SOURCE MATERIAL:
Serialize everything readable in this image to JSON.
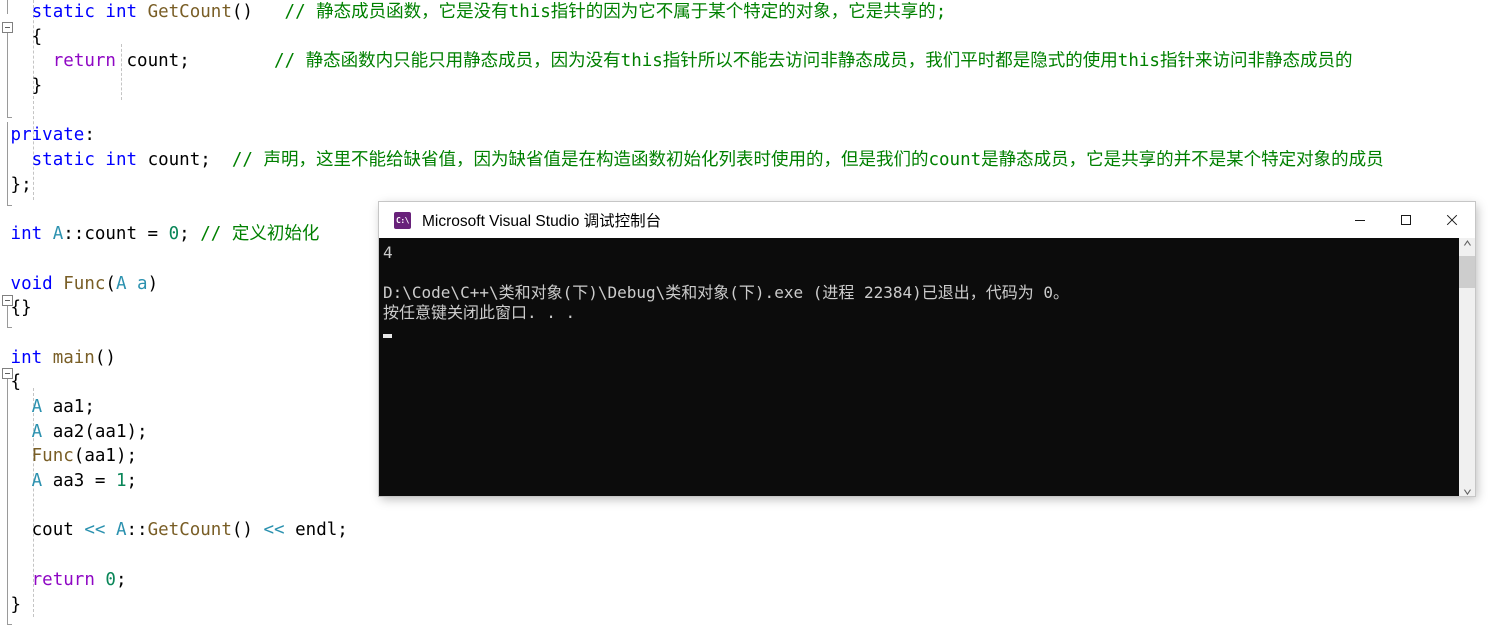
{
  "editor": {
    "lines": [
      {
        "indent": 3,
        "tokens": [
          {
            "t": "static",
            "c": "kw"
          },
          {
            "t": " ",
            "c": "plain"
          },
          {
            "t": "int",
            "c": "kw"
          },
          {
            "t": " ",
            "c": "plain"
          },
          {
            "t": "GetCount",
            "c": "fn"
          },
          {
            "t": "()",
            "c": "plain"
          },
          {
            "t": "   ",
            "c": "plain"
          },
          {
            "t": "// 静态成员函数，它是没有this指针的因为它不属于某个特定的对象，它是共享的;",
            "c": "cmt"
          }
        ]
      },
      {
        "indent": 3,
        "tokens": [
          {
            "t": "{",
            "c": "plain"
          }
        ]
      },
      {
        "indent": 5,
        "tokens": [
          {
            "t": "return",
            "c": "kwp"
          },
          {
            "t": " ",
            "c": "plain"
          },
          {
            "t": "count",
            "c": "plain"
          },
          {
            "t": ";",
            "c": "plain"
          },
          {
            "t": "        ",
            "c": "plain"
          },
          {
            "t": "// 静态函数内只能只用静态成员，因为没有this指针所以不能去访问非静态成员，我们平时都是隐式的使用this指针来访问非静态成员的",
            "c": "cmt"
          }
        ]
      },
      {
        "indent": 3,
        "tokens": [
          {
            "t": "}",
            "c": "plain"
          }
        ]
      },
      {
        "indent": 0,
        "tokens": []
      },
      {
        "indent": 1,
        "tokens": [
          {
            "t": "private",
            "c": "kw"
          },
          {
            "t": ":",
            "c": "plain"
          }
        ]
      },
      {
        "indent": 3,
        "tokens": [
          {
            "t": "static",
            "c": "kw"
          },
          {
            "t": " ",
            "c": "plain"
          },
          {
            "t": "int",
            "c": "kw"
          },
          {
            "t": " ",
            "c": "plain"
          },
          {
            "t": "count",
            "c": "plain"
          },
          {
            "t": ";",
            "c": "plain"
          },
          {
            "t": "  ",
            "c": "plain"
          },
          {
            "t": "// 声明，这里不能给缺省值，因为缺省值是在构造函数初始化列表时使用的，但是我们的count是静态成员，它是共享的并不是某个特定对象的成员",
            "c": "cmt"
          }
        ]
      },
      {
        "indent": 1,
        "tokens": [
          {
            "t": "};",
            "c": "plain"
          }
        ]
      },
      {
        "indent": 0,
        "tokens": []
      },
      {
        "indent": 1,
        "tokens": [
          {
            "t": "int",
            "c": "kw"
          },
          {
            "t": " ",
            "c": "plain"
          },
          {
            "t": "A",
            "c": "type"
          },
          {
            "t": "::",
            "c": "plain"
          },
          {
            "t": "count",
            "c": "plain"
          },
          {
            "t": " = ",
            "c": "plain"
          },
          {
            "t": "0",
            "c": "num"
          },
          {
            "t": "; ",
            "c": "plain"
          },
          {
            "t": "// 定义初始化",
            "c": "cmt"
          }
        ]
      },
      {
        "indent": 0,
        "tokens": []
      },
      {
        "indent": 1,
        "tokens": [
          {
            "t": "void",
            "c": "kw"
          },
          {
            "t": " ",
            "c": "plain"
          },
          {
            "t": "Func",
            "c": "fn"
          },
          {
            "t": "(",
            "c": "plain"
          },
          {
            "t": "A",
            "c": "type"
          },
          {
            "t": " ",
            "c": "plain"
          },
          {
            "t": "a",
            "c": "type"
          },
          {
            "t": ")",
            "c": "plain"
          }
        ]
      },
      {
        "indent": 1,
        "tokens": [
          {
            "t": "{}",
            "c": "plain"
          }
        ]
      },
      {
        "indent": 0,
        "tokens": []
      },
      {
        "indent": 1,
        "tokens": [
          {
            "t": "int",
            "c": "kw"
          },
          {
            "t": " ",
            "c": "plain"
          },
          {
            "t": "main",
            "c": "fn"
          },
          {
            "t": "()",
            "c": "plain"
          }
        ]
      },
      {
        "indent": 1,
        "tokens": [
          {
            "t": "{",
            "c": "plain"
          }
        ]
      },
      {
        "indent": 3,
        "tokens": [
          {
            "t": "A",
            "c": "type"
          },
          {
            "t": " aa1;",
            "c": "plain"
          }
        ]
      },
      {
        "indent": 3,
        "tokens": [
          {
            "t": "A",
            "c": "type"
          },
          {
            "t": " aa2(aa1);",
            "c": "plain"
          }
        ]
      },
      {
        "indent": 3,
        "tokens": [
          {
            "t": "Func",
            "c": "fn"
          },
          {
            "t": "(aa1);",
            "c": "plain"
          }
        ]
      },
      {
        "indent": 3,
        "tokens": [
          {
            "t": "A",
            "c": "type"
          },
          {
            "t": " aa3 = ",
            "c": "plain"
          },
          {
            "t": "1",
            "c": "num"
          },
          {
            "t": ";",
            "c": "plain"
          }
        ]
      },
      {
        "indent": 0,
        "tokens": []
      },
      {
        "indent": 3,
        "tokens": [
          {
            "t": "cout",
            "c": "plain"
          },
          {
            "t": " ",
            "c": "plain"
          },
          {
            "t": "<<",
            "c": "type"
          },
          {
            "t": " ",
            "c": "plain"
          },
          {
            "t": "A",
            "c": "type"
          },
          {
            "t": "::",
            "c": "plain"
          },
          {
            "t": "GetCount",
            "c": "fn"
          },
          {
            "t": "()",
            "c": "plain"
          },
          {
            "t": " ",
            "c": "plain"
          },
          {
            "t": "<<",
            "c": "type"
          },
          {
            "t": " ",
            "c": "plain"
          },
          {
            "t": "endl",
            "c": "plain"
          },
          {
            "t": ";",
            "c": "plain"
          }
        ]
      },
      {
        "indent": 0,
        "tokens": []
      },
      {
        "indent": 3,
        "tokens": [
          {
            "t": "return",
            "c": "kwp"
          },
          {
            "t": " ",
            "c": "plain"
          },
          {
            "t": "0",
            "c": "num"
          },
          {
            "t": ";",
            "c": "plain"
          }
        ]
      },
      {
        "indent": 1,
        "tokens": [
          {
            "t": "}",
            "c": "plain"
          }
        ]
      }
    ],
    "colors": {
      "keyword": "#0000ff",
      "keyword_control": "#8f08c4",
      "type": "#2b91af",
      "function": "#795e26",
      "comment": "#008000",
      "number": "#098658",
      "background": "#ffffff",
      "foreground": "#000000"
    }
  },
  "console": {
    "title": "Microsoft Visual Studio 调试控制台",
    "icon": "console-app-icon",
    "output_line_1": "4",
    "output_blank": "",
    "output_line_2": "D:\\Code\\C++\\类和对象(下)\\Debug\\类和对象(下).exe (进程 22384)已退出，代码为 0。",
    "output_line_3": "按任意键关闭此窗口. . .",
    "background": "#0c0c0c",
    "foreground": "#cccccc",
    "controls": {
      "minimize": "minimize",
      "maximize": "maximize",
      "close": "close"
    },
    "scrollbar": {
      "up_arrow": "⌃",
      "down_arrow": "⌄"
    }
  }
}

WHAT TO WORK ON: Return to the listing above and set it down exactly, leaving out its pictures.

FINISHED EXERCISE:
Serialize everything readable in this image to JSON.
{
  "editor": {
    "lines": [
      {
        "indent": 3,
        "tokens": [
          {
            "t": "static",
            "c": "kw"
          },
          {
            "t": " ",
            "c": "plain"
          },
          {
            "t": "int",
            "c": "kw"
          },
          {
            "t": " ",
            "c": "plain"
          },
          {
            "t": "GetCount",
            "c": "fn"
          },
          {
            "t": "()",
            "c": "plain"
          },
          {
            "t": "   ",
            "c": "plain"
          },
          {
            "t": "// 静态成员函数，它是没有this指针的因为它不属于某个特定的对象，它是共享的;",
            "c": "cmt"
          }
        ]
      },
      {
        "indent": 3,
        "tokens": [
          {
            "t": "{",
            "c": "plain"
          }
        ]
      },
      {
        "indent": 5,
        "tokens": [
          {
            "t": "return",
            "c": "kwp"
          },
          {
            "t": " ",
            "c": "plain"
          },
          {
            "t": "count",
            "c": "plain"
          },
          {
            "t": ";",
            "c": "plain"
          },
          {
            "t": "        ",
            "c": "plain"
          },
          {
            "t": "// 静态函数内只能只用静态成员，因为没有this指针所以不能去访问非静态成员，我们平时都是隐式的使用this指针来访问非静态成员的",
            "c": "cmt"
          }
        ]
      },
      {
        "indent": 3,
        "tokens": [
          {
            "t": "}",
            "c": "plain"
          }
        ]
      },
      {
        "indent": 0,
        "tokens": []
      },
      {
        "indent": 1,
        "tokens": [
          {
            "t": "private",
            "c": "kw"
          },
          {
            "t": ":",
            "c": "plain"
          }
        ]
      },
      {
        "indent": 3,
        "tokens": [
          {
            "t": "static",
            "c": "kw"
          },
          {
            "t": " ",
            "c": "plain"
          },
          {
            "t": "int",
            "c": "kw"
          },
          {
            "t": " ",
            "c": "plain"
          },
          {
            "t": "count",
            "c": "plain"
          },
          {
            "t": ";",
            "c": "plain"
          },
          {
            "t": "  ",
            "c": "plain"
          },
          {
            "t": "// 声明，这里不能给缺省值，因为缺省值是在构造函数初始化列表时使用的，但是我们的count是静态成员，它是共享的并不是某个特定对象的成员",
            "c": "cmt"
          }
        ]
      },
      {
        "indent": 1,
        "tokens": [
          {
            "t": "};",
            "c": "plain"
          }
        ]
      },
      {
        "indent": 0,
        "tokens": []
      },
      {
        "indent": 1,
        "tokens": [
          {
            "t": "int",
            "c": "kw"
          },
          {
            "t": " ",
            "c": "plain"
          },
          {
            "t": "A",
            "c": "type"
          },
          {
            "t": "::",
            "c": "plain"
          },
          {
            "t": "count",
            "c": "plain"
          },
          {
            "t": " = ",
            "c": "plain"
          },
          {
            "t": "0",
            "c": "num"
          },
          {
            "t": "; ",
            "c": "plain"
          },
          {
            "t": "// 定义初始化",
            "c": "cmt"
          }
        ]
      },
      {
        "indent": 0,
        "tokens": []
      },
      {
        "indent": 1,
        "tokens": [
          {
            "t": "void",
            "c": "kw"
          },
          {
            "t": " ",
            "c": "plain"
          },
          {
            "t": "Func",
            "c": "fn"
          },
          {
            "t": "(",
            "c": "plain"
          },
          {
            "t": "A",
            "c": "type"
          },
          {
            "t": " ",
            "c": "plain"
          },
          {
            "t": "a",
            "c": "type"
          },
          {
            "t": ")",
            "c": "plain"
          }
        ]
      },
      {
        "indent": 1,
        "tokens": [
          {
            "t": "{}",
            "c": "plain"
          }
        ]
      },
      {
        "indent": 0,
        "tokens": []
      },
      {
        "indent": 1,
        "tokens": [
          {
            "t": "int",
            "c": "kw"
          },
          {
            "t": " ",
            "c": "plain"
          },
          {
            "t": "main",
            "c": "fn"
          },
          {
            "t": "()",
            "c": "plain"
          }
        ]
      },
      {
        "indent": 1,
        "tokens": [
          {
            "t": "{",
            "c": "plain"
          }
        ]
      },
      {
        "indent": 3,
        "tokens": [
          {
            "t": "A",
            "c": "type"
          },
          {
            "t": " aa1;",
            "c": "plain"
          }
        ]
      },
      {
        "indent": 3,
        "tokens": [
          {
            "t": "A",
            "c": "type"
          },
          {
            "t": " aa2(aa1);",
            "c": "plain"
          }
        ]
      },
      {
        "indent": 3,
        "tokens": [
          {
            "t": "Func",
            "c": "fn"
          },
          {
            "t": "(aa1);",
            "c": "plain"
          }
        ]
      },
      {
        "indent": 3,
        "tokens": [
          {
            "t": "A",
            "c": "type"
          },
          {
            "t": " aa3 = ",
            "c": "plain"
          },
          {
            "t": "1",
            "c": "num"
          },
          {
            "t": ";",
            "c": "plain"
          }
        ]
      },
      {
        "indent": 0,
        "tokens": []
      },
      {
        "indent": 3,
        "tokens": [
          {
            "t": "cout",
            "c": "plain"
          },
          {
            "t": " ",
            "c": "plain"
          },
          {
            "t": "<<",
            "c": "type"
          },
          {
            "t": " ",
            "c": "plain"
          },
          {
            "t": "A",
            "c": "type"
          },
          {
            "t": "::",
            "c": "plain"
          },
          {
            "t": "GetCount",
            "c": "fn"
          },
          {
            "t": "()",
            "c": "plain"
          },
          {
            "t": " ",
            "c": "plain"
          },
          {
            "t": "<<",
            "c": "type"
          },
          {
            "t": " ",
            "c": "plain"
          },
          {
            "t": "endl",
            "c": "plain"
          },
          {
            "t": ";",
            "c": "plain"
          }
        ]
      },
      {
        "indent": 0,
        "tokens": []
      },
      {
        "indent": 3,
        "tokens": [
          {
            "t": "return",
            "c": "kwp"
          },
          {
            "t": " ",
            "c": "plain"
          },
          {
            "t": "0",
            "c": "num"
          },
          {
            "t": ";",
            "c": "plain"
          }
        ]
      },
      {
        "indent": 1,
        "tokens": [
          {
            "t": "}",
            "c": "plain"
          }
        ]
      }
    ],
    "colors": {
      "keyword": "#0000ff",
      "keyword_control": "#8f08c4",
      "type": "#2b91af",
      "function": "#795e26",
      "comment": "#008000",
      "number": "#098658",
      "background": "#ffffff",
      "foreground": "#000000"
    }
  },
  "console": {
    "title": "Microsoft Visual Studio 调试控制台",
    "icon": "console-app-icon",
    "output_line_1": "4",
    "output_blank": "",
    "output_line_2": "D:\\Code\\C++\\类和对象(下)\\Debug\\类和对象(下).exe (进程 22384)已退出，代码为 0。",
    "output_line_3": "按任意键关闭此窗口. . .",
    "background": "#0c0c0c",
    "foreground": "#cccccc",
    "controls": {
      "minimize": "minimize",
      "maximize": "maximize",
      "close": "close"
    },
    "scrollbar": {
      "up_arrow": "⌃",
      "down_arrow": "⌄"
    }
  }
}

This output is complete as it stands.